Written task:
Transcribe the records that follow, preserving every word.

++++ Records shown ++++

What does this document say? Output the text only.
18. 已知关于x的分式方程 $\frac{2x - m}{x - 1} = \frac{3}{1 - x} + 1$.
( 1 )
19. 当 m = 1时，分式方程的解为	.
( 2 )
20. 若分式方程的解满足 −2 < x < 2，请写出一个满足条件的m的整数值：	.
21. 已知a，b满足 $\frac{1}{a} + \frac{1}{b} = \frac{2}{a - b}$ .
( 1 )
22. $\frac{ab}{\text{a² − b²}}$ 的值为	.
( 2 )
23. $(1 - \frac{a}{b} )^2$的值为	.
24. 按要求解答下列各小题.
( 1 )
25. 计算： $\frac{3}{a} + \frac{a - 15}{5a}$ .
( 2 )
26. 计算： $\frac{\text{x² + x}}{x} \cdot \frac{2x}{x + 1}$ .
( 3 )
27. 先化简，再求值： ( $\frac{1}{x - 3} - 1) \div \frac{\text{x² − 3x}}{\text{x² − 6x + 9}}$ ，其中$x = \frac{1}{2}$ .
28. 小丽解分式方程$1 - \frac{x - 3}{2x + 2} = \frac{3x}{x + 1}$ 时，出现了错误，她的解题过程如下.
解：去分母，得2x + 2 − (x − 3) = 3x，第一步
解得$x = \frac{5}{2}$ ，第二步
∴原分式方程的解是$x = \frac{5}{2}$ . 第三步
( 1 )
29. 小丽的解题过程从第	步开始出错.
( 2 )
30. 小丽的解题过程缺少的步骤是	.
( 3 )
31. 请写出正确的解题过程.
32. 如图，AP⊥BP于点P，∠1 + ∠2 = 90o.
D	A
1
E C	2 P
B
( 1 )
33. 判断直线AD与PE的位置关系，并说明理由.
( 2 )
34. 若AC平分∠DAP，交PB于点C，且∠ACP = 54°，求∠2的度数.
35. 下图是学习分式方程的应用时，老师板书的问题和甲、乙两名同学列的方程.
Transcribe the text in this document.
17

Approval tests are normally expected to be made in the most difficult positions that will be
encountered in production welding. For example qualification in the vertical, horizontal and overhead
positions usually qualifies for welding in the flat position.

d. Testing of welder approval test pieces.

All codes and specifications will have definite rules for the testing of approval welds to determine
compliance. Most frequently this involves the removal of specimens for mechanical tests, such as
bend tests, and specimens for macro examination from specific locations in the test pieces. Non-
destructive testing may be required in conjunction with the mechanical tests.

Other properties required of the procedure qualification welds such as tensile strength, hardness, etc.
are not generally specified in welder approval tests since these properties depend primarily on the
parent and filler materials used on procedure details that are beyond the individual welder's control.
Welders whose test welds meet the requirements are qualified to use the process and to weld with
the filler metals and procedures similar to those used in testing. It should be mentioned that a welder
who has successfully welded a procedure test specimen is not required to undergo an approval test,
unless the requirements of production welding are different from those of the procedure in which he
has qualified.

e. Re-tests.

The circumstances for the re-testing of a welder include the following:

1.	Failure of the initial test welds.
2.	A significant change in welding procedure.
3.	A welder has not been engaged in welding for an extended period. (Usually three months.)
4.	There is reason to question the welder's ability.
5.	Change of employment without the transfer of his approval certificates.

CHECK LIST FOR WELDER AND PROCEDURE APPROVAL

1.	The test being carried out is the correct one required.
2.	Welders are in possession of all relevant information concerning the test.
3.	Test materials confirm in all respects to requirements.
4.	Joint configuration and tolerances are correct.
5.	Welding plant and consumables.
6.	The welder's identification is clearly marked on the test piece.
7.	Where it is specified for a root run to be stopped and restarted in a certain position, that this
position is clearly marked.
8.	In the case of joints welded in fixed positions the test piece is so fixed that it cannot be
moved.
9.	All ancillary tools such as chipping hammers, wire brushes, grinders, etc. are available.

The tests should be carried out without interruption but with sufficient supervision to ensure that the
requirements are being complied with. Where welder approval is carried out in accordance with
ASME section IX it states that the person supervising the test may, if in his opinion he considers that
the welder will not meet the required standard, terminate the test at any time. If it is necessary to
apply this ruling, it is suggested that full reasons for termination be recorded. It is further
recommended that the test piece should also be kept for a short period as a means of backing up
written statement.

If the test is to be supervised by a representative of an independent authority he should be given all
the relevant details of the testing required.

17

++++

Exercise output:
What does this document say? Output the text only.
18. 已知关于x的分式方程 $\frac{2x - m}{x - 1} = \frac{3}{1 - x} + 1$.
( 1 )
19. 当 m = 1时，分式方程的解为	.
( 2 )
20. 若分式方程的解满足 −2 < x < 2，请写出一个满足条件的m的整数值：	.
21. 已知a，b满足 $\frac{1}{a} + \frac{1}{b} = \frac{2}{a - b}$ .
( 1 )
22. $\frac{ab}{\text{a² − b²}}$ 的值为	.
( 2 )
23. $(1 - \frac{a}{b} )^2$的值为	.
24. 按要求解答下列各小题.
( 1 )
25. 计算： $\frac{3}{a} + \frac{a - 15}{5a}$ .
( 2 )
26. 计算： $\frac{\text{x² + x}}{x} \cdot \frac{2x}{x + 1}$ .
( 3 )
27. 先化简，再求值： ( $\frac{1}{x - 3} - 1) \div \frac{\text{x² − 3x}}{\text{x² − 6x + 9}}$ ，其中$x = \frac{1}{2}$ .
28. 小丽解分式方程$1 - \frac{x - 3}{2x + 2} = \frac{3x}{x + 1}$ 时，出现了错误，她的解题过程如下.
解：去分母，得2x + 2 − (x − 3) = 3x，第一步
解得$x = \frac{5}{2}$ ，第二步
∴原分式方程的解是$x = \frac{5}{2}$ . 第三步
( 1 )
29. 小丽的解题过程从第	步开始出错.
( 2 )
30. 小丽的解题过程缺少的步骤是	.
( 3 )
31. 请写出正确的解题过程.
32. 如图，AP⊥BP于点P，∠1 + ∠2 = 90o.
D	A
1
E C	2 P
B
( 1 )
33. 判断直线AD与PE的位置关系，并说明理由.
( 2 )
34. 若AC平分∠DAP，交PB于点C，且∠ACP = 54°，求∠2的度数.
35. 下图是学习分式方程的应用时，老师板书的问题和甲、乙两名同学列的方程.
Transcribe the text in this document.
17

Approval tests are normally expected to be made in the most difficult positions that will be
encountered in production welding. For example qualification in the vertical, horizontal and overhead
positions usually qualifies for welding in the flat position.

d. Testing of welder approval test pieces.

All codes and specifications will have definite rules for the testing of approval welds to determine
compliance. Most frequently this involves the removal of specimens for mechanical tests, such as
bend tests, and specimens for macro examination from specific locations in the test pieces. Non-
destructive testing may be required in conjunction with the mechanical tests.

Other properties required of the procedure qualification welds such as tensile strength, hardness, etc.
are not generally specified in welder approval tests since these properties depend primarily on the
parent and filler materials used on procedure details that are beyond the individual welder's control.
Welders whose test welds meet the requirements are qualified to use the process and to weld with
the filler metals and procedures similar to those used in testing. It should be mentioned that a welder
who has successfully welded a procedure test specimen is not required to undergo an approval test,
unless the requirements of production welding are different from those of the procedure in which he
has qualified.

e. Re-tests.

The circumstances for the re-testing of a welder include the following:

1.	Failure of the initial test welds.
2.	A significant change in welding procedure.
3.	A welder has not been engaged in welding for an extended period. (Usually three months.)
4.	There is reason to question the welder's ability.
5.	Change of employment without the transfer of his approval certificates.

CHECK LIST FOR WELDER AND PROCEDURE APPROVAL

1.	The test being carried out is the correct one required.
2.	Welders are in possession of all relevant information concerning the test.
3.	Test materials confirm in all respects to requirements.
4.	Joint configuration and tolerances are correct.
5.	Welding plant and consumables.
6.	The welder's identification is clearly marked on the test piece.
7.	Where it is specified for a root run to be stopped and restarted in a certain position, that this
position is clearly marked.
8.	In the case of joints welded in fixed positions the test piece is so fixed that it cannot be
moved.
9.	All ancillary tools such as chipping hammers, wire brushes, grinders, etc. are available.

The tests should be carried out without interruption but with sufficient supervision to ensure that the
requirements are being complied with. Where welder approval is carried out in accordance with
ASME section IX it states that the person supervising the test may, if in his opinion he considers that
the welder will not meet the required standard, terminate the test at any time. If it is necessary to
apply this ruling, it is suggested that full reasons for termination be recorded. It is further
recommended that the test piece should also be kept for a short period as a means of backing up
written statement.

If the test is to be supervised by a representative of an independent authority he should be given all
the relevant details of the testing required.

17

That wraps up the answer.